(Stored dataset items)
########################################

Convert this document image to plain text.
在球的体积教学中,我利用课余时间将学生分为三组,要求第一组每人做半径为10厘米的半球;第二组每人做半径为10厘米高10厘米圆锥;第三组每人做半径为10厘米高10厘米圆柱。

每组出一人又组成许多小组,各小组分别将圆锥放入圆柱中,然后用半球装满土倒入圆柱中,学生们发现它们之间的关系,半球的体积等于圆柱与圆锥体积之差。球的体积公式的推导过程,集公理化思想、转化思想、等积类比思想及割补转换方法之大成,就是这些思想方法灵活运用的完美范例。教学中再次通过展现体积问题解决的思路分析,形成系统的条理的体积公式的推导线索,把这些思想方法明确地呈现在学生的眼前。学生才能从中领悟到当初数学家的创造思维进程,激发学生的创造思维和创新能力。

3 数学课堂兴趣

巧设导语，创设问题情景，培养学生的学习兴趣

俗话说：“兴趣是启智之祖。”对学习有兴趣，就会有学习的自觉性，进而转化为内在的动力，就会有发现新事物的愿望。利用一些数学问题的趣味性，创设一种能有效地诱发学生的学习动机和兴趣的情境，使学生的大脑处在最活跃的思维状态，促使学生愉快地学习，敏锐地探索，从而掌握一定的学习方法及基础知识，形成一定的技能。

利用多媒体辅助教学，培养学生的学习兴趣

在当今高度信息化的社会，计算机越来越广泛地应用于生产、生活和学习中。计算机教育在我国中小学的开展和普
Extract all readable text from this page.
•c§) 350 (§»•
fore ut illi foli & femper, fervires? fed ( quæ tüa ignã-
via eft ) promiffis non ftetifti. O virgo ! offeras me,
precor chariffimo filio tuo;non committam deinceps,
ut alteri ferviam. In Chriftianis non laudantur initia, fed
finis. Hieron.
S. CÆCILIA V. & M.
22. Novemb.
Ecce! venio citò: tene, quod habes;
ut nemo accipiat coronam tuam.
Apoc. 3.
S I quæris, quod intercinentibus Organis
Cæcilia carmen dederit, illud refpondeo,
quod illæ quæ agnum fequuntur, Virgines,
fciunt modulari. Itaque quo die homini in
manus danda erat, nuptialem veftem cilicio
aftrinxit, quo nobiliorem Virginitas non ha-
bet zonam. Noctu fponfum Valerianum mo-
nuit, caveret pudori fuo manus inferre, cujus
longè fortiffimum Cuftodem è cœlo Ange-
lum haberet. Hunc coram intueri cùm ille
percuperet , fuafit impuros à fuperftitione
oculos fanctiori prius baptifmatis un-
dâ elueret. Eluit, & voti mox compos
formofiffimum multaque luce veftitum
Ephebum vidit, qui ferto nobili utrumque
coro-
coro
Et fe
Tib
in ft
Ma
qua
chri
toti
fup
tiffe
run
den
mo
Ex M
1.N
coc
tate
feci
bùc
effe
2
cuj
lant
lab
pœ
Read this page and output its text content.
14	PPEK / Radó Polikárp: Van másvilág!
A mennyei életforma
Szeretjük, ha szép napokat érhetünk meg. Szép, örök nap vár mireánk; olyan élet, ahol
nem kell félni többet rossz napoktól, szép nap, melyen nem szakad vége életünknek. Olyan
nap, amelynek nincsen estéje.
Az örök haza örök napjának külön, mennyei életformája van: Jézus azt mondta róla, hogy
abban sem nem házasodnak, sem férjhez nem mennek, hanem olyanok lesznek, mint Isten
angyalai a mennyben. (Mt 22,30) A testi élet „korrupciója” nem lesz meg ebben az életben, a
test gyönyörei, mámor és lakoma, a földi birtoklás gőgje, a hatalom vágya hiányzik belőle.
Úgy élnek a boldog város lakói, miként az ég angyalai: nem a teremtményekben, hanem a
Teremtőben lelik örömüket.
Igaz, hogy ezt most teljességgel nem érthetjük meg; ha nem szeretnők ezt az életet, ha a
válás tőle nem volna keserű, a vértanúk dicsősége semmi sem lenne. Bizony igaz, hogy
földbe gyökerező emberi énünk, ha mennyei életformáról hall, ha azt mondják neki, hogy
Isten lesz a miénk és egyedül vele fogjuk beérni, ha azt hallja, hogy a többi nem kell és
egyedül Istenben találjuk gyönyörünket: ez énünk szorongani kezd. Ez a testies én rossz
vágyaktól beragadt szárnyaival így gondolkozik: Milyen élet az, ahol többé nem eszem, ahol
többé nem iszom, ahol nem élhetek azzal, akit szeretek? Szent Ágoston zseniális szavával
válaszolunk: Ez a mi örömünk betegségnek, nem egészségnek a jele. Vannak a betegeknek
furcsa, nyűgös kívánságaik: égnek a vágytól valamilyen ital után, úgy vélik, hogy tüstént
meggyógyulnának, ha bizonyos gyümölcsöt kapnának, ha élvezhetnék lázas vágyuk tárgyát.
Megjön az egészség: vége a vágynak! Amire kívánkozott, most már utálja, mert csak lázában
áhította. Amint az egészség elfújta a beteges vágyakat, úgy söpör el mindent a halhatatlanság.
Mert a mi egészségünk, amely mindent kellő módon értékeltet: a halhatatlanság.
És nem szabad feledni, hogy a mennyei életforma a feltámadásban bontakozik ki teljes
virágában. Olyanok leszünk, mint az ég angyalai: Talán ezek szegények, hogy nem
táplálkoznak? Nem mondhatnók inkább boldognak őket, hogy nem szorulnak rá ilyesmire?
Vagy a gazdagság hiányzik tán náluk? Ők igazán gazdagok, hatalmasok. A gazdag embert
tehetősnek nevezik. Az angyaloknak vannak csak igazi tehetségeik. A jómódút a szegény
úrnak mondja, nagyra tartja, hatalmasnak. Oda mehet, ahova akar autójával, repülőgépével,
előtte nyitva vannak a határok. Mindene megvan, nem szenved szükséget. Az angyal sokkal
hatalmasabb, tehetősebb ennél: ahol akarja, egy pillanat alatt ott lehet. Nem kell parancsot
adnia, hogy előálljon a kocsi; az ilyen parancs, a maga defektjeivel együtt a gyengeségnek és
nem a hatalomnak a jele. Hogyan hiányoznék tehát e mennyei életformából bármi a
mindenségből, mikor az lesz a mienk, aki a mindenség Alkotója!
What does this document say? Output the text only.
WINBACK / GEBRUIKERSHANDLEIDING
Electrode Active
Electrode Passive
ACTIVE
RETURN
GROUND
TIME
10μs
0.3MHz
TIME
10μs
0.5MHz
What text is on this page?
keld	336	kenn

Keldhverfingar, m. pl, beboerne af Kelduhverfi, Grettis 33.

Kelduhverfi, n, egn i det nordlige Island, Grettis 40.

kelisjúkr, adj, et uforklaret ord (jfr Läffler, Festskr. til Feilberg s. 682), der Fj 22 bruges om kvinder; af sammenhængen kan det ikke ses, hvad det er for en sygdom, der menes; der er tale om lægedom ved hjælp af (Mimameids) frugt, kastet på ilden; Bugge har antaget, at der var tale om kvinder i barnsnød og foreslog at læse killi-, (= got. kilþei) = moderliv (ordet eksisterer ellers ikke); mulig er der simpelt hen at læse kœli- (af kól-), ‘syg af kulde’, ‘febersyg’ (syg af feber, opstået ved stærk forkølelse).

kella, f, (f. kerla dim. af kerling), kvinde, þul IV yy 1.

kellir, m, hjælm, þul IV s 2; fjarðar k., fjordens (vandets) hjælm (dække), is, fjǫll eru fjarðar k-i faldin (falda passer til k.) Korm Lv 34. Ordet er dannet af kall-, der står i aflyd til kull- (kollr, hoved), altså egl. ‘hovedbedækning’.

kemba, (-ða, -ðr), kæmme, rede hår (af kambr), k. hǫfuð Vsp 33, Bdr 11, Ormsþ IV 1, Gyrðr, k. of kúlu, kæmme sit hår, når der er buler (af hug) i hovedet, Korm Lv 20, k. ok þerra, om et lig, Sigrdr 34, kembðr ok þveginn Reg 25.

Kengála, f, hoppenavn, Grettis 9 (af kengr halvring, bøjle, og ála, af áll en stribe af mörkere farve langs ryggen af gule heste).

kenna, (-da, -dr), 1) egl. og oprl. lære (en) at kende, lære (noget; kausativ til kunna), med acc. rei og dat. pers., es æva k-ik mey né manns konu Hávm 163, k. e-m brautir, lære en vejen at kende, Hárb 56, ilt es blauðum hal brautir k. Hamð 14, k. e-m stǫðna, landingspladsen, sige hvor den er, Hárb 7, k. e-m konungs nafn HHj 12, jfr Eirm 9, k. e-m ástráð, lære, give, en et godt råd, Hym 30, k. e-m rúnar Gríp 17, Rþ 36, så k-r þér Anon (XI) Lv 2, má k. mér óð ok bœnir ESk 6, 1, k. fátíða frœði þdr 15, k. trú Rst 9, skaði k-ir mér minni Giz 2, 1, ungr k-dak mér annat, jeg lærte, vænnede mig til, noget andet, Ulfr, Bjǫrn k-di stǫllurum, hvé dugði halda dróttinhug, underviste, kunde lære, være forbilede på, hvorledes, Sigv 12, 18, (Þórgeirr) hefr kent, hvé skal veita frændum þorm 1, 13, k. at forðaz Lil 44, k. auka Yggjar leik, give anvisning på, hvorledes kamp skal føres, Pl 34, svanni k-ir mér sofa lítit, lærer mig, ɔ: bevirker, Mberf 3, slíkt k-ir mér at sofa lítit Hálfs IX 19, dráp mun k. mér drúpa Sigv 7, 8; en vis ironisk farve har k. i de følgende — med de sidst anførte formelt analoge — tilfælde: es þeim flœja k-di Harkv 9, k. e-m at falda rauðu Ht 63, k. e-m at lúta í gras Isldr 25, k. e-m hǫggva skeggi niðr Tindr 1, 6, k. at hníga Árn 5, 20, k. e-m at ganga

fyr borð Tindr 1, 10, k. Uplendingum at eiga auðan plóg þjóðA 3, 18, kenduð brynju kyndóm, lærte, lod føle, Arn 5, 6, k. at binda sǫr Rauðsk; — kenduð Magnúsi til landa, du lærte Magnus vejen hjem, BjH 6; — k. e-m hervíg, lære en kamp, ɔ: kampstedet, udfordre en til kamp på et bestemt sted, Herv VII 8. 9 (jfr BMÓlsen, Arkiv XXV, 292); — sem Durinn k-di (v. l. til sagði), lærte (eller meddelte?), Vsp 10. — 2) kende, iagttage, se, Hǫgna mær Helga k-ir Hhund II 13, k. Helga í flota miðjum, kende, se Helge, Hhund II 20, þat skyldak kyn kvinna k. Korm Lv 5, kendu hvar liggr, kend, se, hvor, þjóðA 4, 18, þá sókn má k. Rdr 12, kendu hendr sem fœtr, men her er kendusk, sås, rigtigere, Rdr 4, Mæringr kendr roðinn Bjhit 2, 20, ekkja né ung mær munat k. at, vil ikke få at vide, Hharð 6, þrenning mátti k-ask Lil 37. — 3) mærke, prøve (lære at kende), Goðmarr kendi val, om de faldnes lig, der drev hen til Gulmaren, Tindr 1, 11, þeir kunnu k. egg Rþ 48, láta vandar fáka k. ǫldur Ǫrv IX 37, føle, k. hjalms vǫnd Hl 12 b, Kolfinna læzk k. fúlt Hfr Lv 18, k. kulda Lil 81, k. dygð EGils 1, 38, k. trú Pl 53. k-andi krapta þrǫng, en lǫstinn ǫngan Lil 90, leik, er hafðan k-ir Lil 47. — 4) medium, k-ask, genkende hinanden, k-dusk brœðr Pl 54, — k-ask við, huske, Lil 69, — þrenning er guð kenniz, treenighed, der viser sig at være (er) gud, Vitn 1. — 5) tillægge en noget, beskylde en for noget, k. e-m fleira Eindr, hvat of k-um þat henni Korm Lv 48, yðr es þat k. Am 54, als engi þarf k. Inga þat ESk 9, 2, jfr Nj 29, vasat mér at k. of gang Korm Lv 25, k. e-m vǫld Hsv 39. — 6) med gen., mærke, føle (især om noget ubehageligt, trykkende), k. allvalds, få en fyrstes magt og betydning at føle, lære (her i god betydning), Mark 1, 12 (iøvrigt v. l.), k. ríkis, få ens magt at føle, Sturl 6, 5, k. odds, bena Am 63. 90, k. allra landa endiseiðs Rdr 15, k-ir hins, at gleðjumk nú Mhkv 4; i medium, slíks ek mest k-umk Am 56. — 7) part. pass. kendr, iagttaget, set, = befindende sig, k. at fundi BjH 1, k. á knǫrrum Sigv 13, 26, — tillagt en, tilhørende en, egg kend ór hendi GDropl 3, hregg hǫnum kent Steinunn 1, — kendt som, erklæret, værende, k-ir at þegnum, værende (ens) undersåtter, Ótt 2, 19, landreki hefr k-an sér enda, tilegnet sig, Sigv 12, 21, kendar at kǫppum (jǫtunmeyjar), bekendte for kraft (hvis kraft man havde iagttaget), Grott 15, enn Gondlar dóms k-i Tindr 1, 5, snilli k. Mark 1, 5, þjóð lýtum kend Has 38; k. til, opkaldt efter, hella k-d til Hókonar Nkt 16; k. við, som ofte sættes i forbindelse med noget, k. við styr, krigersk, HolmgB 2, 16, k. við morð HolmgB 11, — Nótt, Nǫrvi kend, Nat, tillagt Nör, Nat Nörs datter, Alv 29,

########################################

_DIRECTIVE:_ Pick out every line holding the string "hiányzik" and return it.

_TASK OUTPUT:_
test gyönyörei, mámor és lakoma, a földi birtoklás gőgje, a hatalom vágya hiányzik belőle.
Vagy a gazdagság hiányzik tán náluk? Ők igazán gazdagok, hatalmasok. A gazdag embert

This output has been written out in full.